● Extract to read:
::::::::::

In Western culture in the 19th Century verse writing peaked as a popular way to pass the time, not just for poets or aspiring poets, but for people in their day to day lives, and it was used with versalitity. People even wrote verse because it was easier for them than to compose whole paragraphs of prose. In cultures where people often sing the metrics and the rhyme in poetry come easily. And that was the case throughout Western culture until the 20th Century took hold. Poetry writing as a common practice continued to flourish in pockets of culture where singing also flourished, such as many parts of the American South.

Those days are long gone. Metrics hold an association in the mind with a bygone time that many people feel should be restored. But the reality is that free verse began in the same Victorian era, in the middle of the 19th Century because versalitity in poetry flourished then.

::::::::::

● Set problem 1: Transcribe the passage on 19th-century verse writing and free verse verbatim, from its first word to its last.

● Material for the task:
::::::::::

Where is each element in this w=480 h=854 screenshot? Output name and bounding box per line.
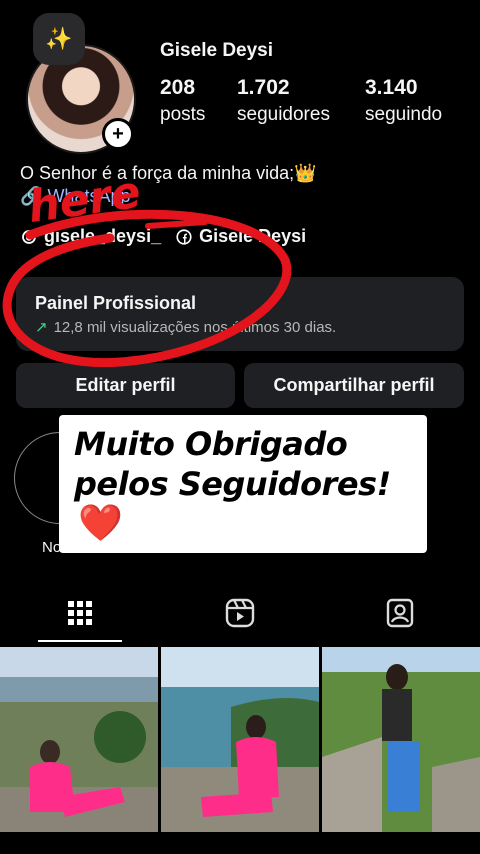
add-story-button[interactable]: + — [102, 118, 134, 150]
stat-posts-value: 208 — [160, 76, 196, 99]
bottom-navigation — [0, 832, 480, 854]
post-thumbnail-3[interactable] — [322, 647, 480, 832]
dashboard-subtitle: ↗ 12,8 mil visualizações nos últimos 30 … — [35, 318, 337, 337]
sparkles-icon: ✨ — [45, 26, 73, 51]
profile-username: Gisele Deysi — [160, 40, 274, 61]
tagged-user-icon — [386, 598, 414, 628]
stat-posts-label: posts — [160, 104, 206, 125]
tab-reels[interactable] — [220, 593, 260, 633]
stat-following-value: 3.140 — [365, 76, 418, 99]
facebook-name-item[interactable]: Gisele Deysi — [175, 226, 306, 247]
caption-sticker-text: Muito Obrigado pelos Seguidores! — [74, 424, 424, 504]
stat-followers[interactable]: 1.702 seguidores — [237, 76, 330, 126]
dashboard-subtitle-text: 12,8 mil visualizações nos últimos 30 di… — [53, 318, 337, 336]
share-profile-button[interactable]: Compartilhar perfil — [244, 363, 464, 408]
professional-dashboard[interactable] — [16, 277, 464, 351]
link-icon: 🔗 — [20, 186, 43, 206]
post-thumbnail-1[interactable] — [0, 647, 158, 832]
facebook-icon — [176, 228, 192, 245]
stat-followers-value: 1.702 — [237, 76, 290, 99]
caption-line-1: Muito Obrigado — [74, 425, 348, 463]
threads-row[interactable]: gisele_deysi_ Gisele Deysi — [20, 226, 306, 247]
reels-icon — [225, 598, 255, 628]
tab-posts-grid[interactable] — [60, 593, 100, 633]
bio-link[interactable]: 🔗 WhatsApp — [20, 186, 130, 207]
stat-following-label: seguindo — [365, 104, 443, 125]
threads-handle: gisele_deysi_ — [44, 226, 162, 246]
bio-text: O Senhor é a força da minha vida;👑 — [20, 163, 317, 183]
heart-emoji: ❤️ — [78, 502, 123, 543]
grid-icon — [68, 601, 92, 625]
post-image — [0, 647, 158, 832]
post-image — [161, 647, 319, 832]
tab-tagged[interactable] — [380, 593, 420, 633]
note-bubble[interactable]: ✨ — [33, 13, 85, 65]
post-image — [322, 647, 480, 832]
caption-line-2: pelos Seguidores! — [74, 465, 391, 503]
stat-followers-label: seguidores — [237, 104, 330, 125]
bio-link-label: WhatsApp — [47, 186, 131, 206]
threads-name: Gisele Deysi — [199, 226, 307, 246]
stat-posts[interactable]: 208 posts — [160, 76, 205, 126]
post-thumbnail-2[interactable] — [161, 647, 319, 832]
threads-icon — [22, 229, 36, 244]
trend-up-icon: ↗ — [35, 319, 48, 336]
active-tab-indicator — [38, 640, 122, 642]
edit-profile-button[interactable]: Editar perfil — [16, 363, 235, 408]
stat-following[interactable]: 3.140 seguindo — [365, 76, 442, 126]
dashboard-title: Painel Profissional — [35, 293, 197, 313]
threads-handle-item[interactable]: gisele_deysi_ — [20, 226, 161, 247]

::::::::::

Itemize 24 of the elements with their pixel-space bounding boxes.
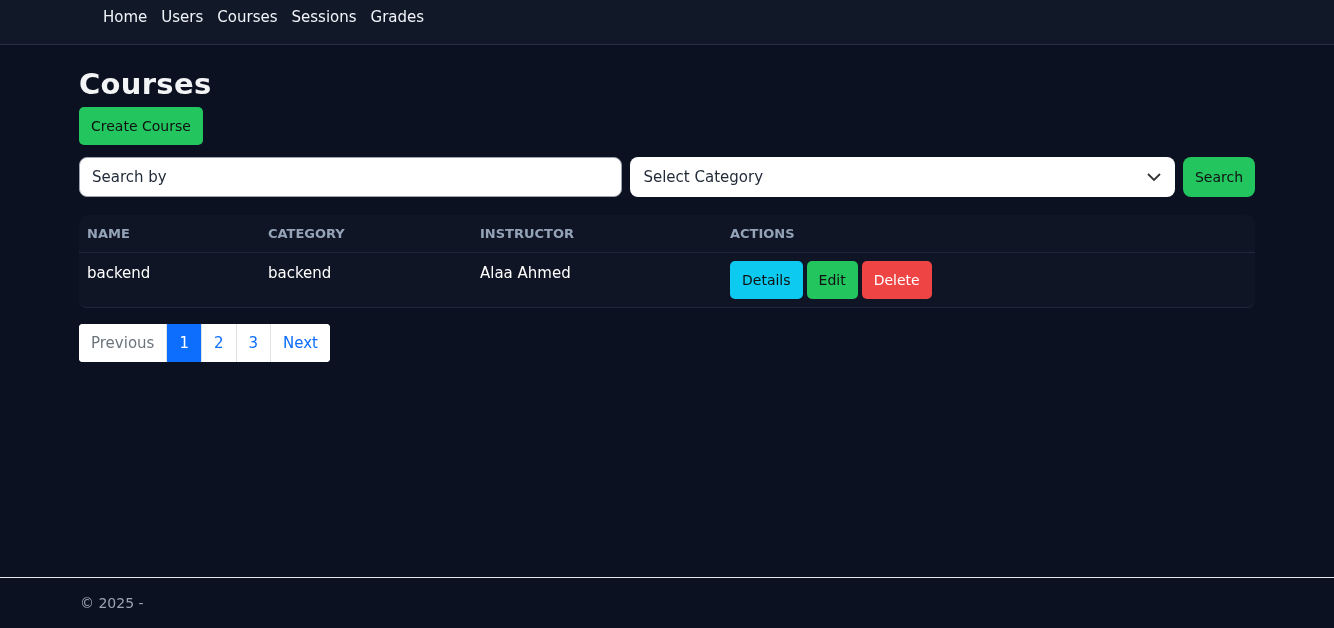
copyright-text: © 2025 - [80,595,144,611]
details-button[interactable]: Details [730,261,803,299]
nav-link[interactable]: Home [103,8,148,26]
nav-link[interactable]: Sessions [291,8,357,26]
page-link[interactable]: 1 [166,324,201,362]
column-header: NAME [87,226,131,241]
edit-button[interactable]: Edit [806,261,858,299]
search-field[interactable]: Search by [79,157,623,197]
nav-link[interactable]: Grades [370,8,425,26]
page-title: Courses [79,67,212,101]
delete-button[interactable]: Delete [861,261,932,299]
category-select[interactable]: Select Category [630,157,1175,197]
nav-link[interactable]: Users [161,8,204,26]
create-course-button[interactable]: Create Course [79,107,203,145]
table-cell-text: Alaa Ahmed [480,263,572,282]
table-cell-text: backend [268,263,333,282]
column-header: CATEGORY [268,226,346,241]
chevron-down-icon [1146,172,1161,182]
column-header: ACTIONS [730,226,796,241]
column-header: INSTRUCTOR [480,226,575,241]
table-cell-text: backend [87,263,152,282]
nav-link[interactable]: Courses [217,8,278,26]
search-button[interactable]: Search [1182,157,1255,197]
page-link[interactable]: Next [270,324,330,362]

::::::::::

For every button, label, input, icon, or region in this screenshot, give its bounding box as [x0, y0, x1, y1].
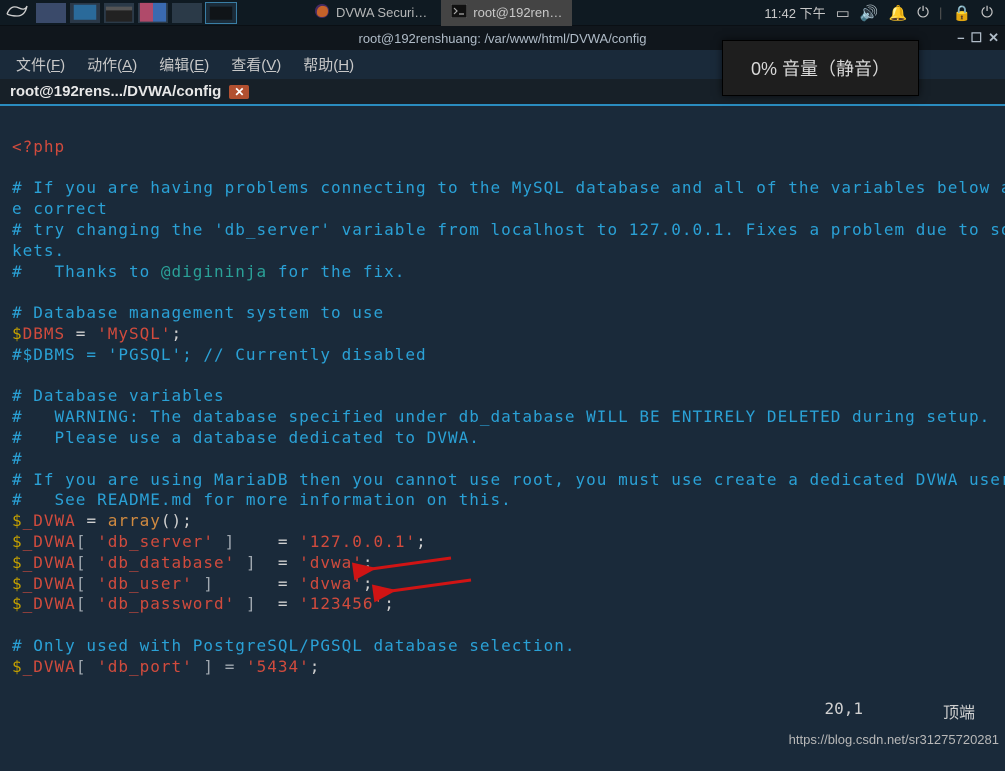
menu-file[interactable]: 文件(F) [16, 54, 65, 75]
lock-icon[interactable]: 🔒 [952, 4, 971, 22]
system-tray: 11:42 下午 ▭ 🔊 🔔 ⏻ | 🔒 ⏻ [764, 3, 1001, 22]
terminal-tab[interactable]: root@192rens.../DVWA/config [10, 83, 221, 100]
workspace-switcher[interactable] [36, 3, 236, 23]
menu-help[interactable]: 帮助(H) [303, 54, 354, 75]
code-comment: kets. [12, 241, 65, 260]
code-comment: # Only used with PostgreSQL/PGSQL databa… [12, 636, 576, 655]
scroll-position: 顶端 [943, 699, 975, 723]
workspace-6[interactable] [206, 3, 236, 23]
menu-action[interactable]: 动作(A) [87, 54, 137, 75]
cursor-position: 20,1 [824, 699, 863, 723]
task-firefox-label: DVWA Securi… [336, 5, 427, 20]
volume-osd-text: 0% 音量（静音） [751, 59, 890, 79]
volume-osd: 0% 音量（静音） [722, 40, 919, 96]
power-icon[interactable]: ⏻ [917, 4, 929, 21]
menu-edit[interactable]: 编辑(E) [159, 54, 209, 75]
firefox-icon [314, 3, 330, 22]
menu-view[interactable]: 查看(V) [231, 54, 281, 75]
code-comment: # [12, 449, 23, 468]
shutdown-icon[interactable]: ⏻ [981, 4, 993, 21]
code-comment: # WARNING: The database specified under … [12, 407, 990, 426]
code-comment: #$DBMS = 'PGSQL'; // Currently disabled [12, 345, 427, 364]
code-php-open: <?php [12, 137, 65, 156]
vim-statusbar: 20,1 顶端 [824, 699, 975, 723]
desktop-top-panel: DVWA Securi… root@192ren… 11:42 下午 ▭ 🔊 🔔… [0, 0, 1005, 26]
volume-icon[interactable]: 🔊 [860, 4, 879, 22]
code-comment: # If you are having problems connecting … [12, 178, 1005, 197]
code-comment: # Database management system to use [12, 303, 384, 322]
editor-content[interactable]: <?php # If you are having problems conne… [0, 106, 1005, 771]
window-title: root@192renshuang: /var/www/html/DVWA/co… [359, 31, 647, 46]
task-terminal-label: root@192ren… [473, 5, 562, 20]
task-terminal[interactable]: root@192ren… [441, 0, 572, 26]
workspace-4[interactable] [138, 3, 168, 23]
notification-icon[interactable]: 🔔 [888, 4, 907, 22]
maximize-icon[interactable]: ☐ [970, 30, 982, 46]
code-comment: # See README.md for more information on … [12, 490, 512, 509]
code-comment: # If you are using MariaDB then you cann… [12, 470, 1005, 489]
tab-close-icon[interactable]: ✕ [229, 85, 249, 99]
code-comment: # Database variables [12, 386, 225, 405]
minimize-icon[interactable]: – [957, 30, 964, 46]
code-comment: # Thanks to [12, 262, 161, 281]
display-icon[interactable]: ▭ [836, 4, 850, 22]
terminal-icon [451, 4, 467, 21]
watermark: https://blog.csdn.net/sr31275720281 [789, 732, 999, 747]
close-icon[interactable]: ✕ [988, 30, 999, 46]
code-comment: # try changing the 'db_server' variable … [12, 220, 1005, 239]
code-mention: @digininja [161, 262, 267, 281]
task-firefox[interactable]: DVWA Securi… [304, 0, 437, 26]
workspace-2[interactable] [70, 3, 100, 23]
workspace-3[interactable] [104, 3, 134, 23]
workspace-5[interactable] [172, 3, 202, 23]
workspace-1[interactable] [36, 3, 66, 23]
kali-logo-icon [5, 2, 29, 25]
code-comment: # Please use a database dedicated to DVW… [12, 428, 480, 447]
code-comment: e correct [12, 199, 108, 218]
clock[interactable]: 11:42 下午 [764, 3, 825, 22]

::::::::::

● Set problem 2: Restate word for word the rows from the one containing "copyright-text: © 2025 - [80,595,144,611]" down to the one containing "delete-button[interactable]: Delete [861,261,932,299]", both included.

● Task output 1:
In Western culture in the 19th Century verse writing peaked as a popular way to pass the time, not just for poets or aspiring poets, but for people in their day to day lives, and it was used with versalitity. People even wrote verse because it was easier for them than to compose whole paragraphs of prose. In cultures where people often sing the metrics and the rhyme in poetry come easily. And that was the case throughout Western culture until the 20th Century took hold. Poetry writing as a common practice continued to flourish in pockets of culture where singing also flourished, such as many parts of the American South.

Those days are long gone. Metrics hold an association in the mind with a bygone time that many people feel should be restored. But the reality is that free verse began in the same Victorian era, in the middle of the 19th Century because versalitity in poetry flourished then.

● Task output 2:
copyright-text: © 2025 - [80,595,144,611]
details-button[interactable]: Details [730,261,803,299]
nav-link[interactable]: Home [103,8,148,26]
nav-link[interactable]: Sessions [291,8,357,26]
page-link[interactable]: 1 [166,324,201,362]
column-header: NAME [87,226,131,241]
edit-button[interactable]: Edit [806,261,858,299]
search-field[interactable]: Search by [79,157,623,197]
nav-link[interactable]: Grades [370,8,425,26]
page-title: Courses [79,67,212,101]
delete-button[interactable]: Delete [861,261,932,299]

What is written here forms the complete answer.